======== Stored records ========
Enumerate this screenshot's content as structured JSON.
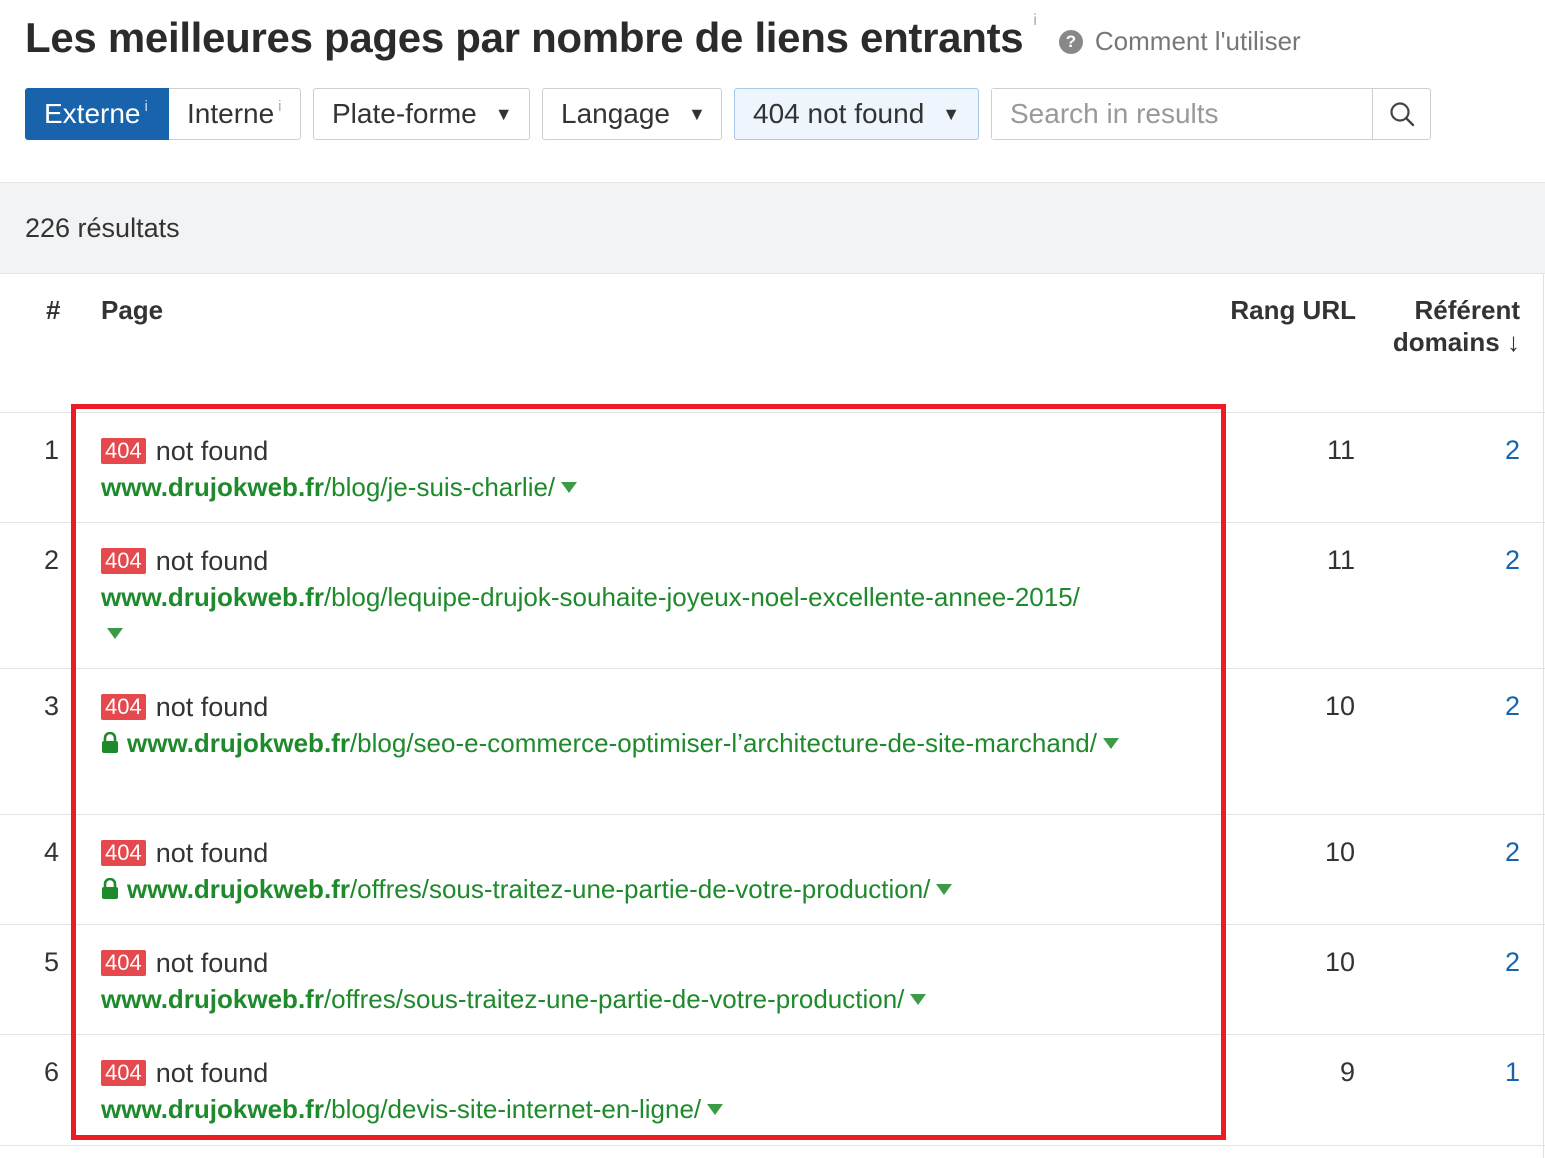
{
  "header": {
    "title": "Les meilleures pages par nombre de liens entrants",
    "title_info": "i",
    "help_icon": "?",
    "help_label": "Comment l'utiliser"
  },
  "toolbar": {
    "tabs": [
      {
        "label": "Externe",
        "info": "i",
        "active": true
      },
      {
        "label": "Interne",
        "info": "i",
        "active": false
      }
    ],
    "dropdowns": [
      {
        "label": "Plate-forme"
      },
      {
        "label": "Langage"
      },
      {
        "label": "404 not found",
        "selected": true
      }
    ],
    "search_placeholder": "Search in results",
    "search_icon": "magnifier-icon"
  },
  "results": {
    "count_label": "226 résultats"
  },
  "table": {
    "headers": {
      "num": "#",
      "page": "Page",
      "rank": "Rang URL",
      "ref_line1": "Référent",
      "ref_line2": "domains",
      "sort_icon": "↓"
    },
    "rows": [
      {
        "num": "1",
        "badge": "404",
        "status": "not found",
        "domain": "www.drujokweb.fr",
        "path": "/blog/je-suis-charlie/",
        "secure": false,
        "rank": "11",
        "ref": "2"
      },
      {
        "num": "2",
        "badge": "404",
        "status": "not found",
        "domain": "www.drujokweb.fr",
        "path": "/blog/lequipe-drujok-souhaite-joyeux-noel-excellente-annee-2015/",
        "secure": false,
        "rank": "11",
        "ref": "2"
      },
      {
        "num": "3",
        "badge": "404",
        "status": "not found",
        "domain": "www.drujokweb.fr",
        "path": "/blog/seo-e-commerce-optimiser-l’architecture-de-site-marchand/",
        "secure": true,
        "rank": "10",
        "ref": "2"
      },
      {
        "num": "4",
        "badge": "404",
        "status": "not found",
        "domain": "www.drujokweb.fr",
        "path": "/offres/sous-traitez-une-partie-de-votre-production/",
        "secure": true,
        "rank": "10",
        "ref": "2"
      },
      {
        "num": "5",
        "badge": "404",
        "status": "not found",
        "domain": "www.drujokweb.fr",
        "path": "/offres/sous-traitez-une-partie-de-votre-production/",
        "secure": false,
        "rank": "10",
        "ref": "2"
      },
      {
        "num": "6",
        "badge": "404",
        "status": "not found",
        "domain": "www.drujokweb.fr",
        "path": "/blog/devis-site-internet-en-ligne/",
        "secure": false,
        "rank": "9",
        "ref": "1"
      }
    ]
  },
  "colors": {
    "accent": "#1863ac",
    "url_green": "#1e8a2b",
    "badge_red": "#e5484d",
    "highlight_red": "#ed1c24"
  }
}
========
#### [Exercise objective]
Extract the entries in full, exactly as they are, minus the pictures.

#### [Output]
Enumerate this screenshot's content as structured JSON.
{
  "header": {
    "title": "Les meilleures pages par nombre de liens entrants",
    "title_info": "i",
    "help_icon": "?",
    "help_label": "Comment l'utiliser"
  },
  "toolbar": {
    "tabs": [
      {
        "label": "Externe",
        "info": "i",
        "active": true
      },
      {
        "label": "Interne",
        "info": "i",
        "active": false
      }
    ],
    "dropdowns": [
      {
        "label": "Plate-forme"
      },
      {
        "label": "Langage"
      },
      {
        "label": "404 not found",
        "selected": true
      }
    ],
    "search_placeholder": "Search in results",
    "search_icon": "magnifier-icon"
  },
  "results": {
    "count_label": "226 résultats"
  },
  "table": {
    "headers": {
      "num": "#",
      "page": "Page",
      "rank": "Rang URL",
      "ref_line1": "Référent",
      "ref_line2": "domains",
      "sort_icon": "↓"
    },
    "rows": [
      {
        "num": "1",
        "badge": "404",
        "status": "not found",
        "domain": "www.drujokweb.fr",
        "path": "/blog/je-suis-charlie/",
        "secure": false,
        "rank": "11",
        "ref": "2"
      },
      {
        "num": "2",
        "badge": "404",
        "status": "not found",
        "domain": "www.drujokweb.fr",
        "path": "/blog/lequipe-drujok-souhaite-joyeux-noel-excellente-annee-2015/",
        "secure": false,
        "rank": "11",
        "ref": "2"
      },
      {
        "num": "3",
        "badge": "404",
        "status": "not found",
        "domain": "www.drujokweb.fr",
        "path": "/blog/seo-e-commerce-optimiser-l’architecture-de-site-marchand/",
        "secure": true,
        "rank": "10",
        "ref": "2"
      },
      {
        "num": "4",
        "badge": "404",
        "status": "not found",
        "domain": "www.drujokweb.fr",
        "path": "/offres/sous-traitez-une-partie-de-votre-production/",
        "secure": true,
        "rank": "10",
        "ref": "2"
      },
      {
        "num": "5",
        "badge": "404",
        "status": "not found",
        "domain": "www.drujokweb.fr",
        "path": "/offres/sous-traitez-une-partie-de-votre-production/",
        "secure": false,
        "rank": "10",
        "ref": "2"
      },
      {
        "num": "6",
        "badge": "404",
        "status": "not found",
        "domain": "www.drujokweb.fr",
        "path": "/blog/devis-site-internet-en-ligne/",
        "secure": false,
        "rank": "9",
        "ref": "1"
      }
    ]
  },
  "colors": {
    "accent": "#1863ac",
    "url_green": "#1e8a2b",
    "badge_red": "#e5484d",
    "highlight_red": "#ed1c24"
  }
}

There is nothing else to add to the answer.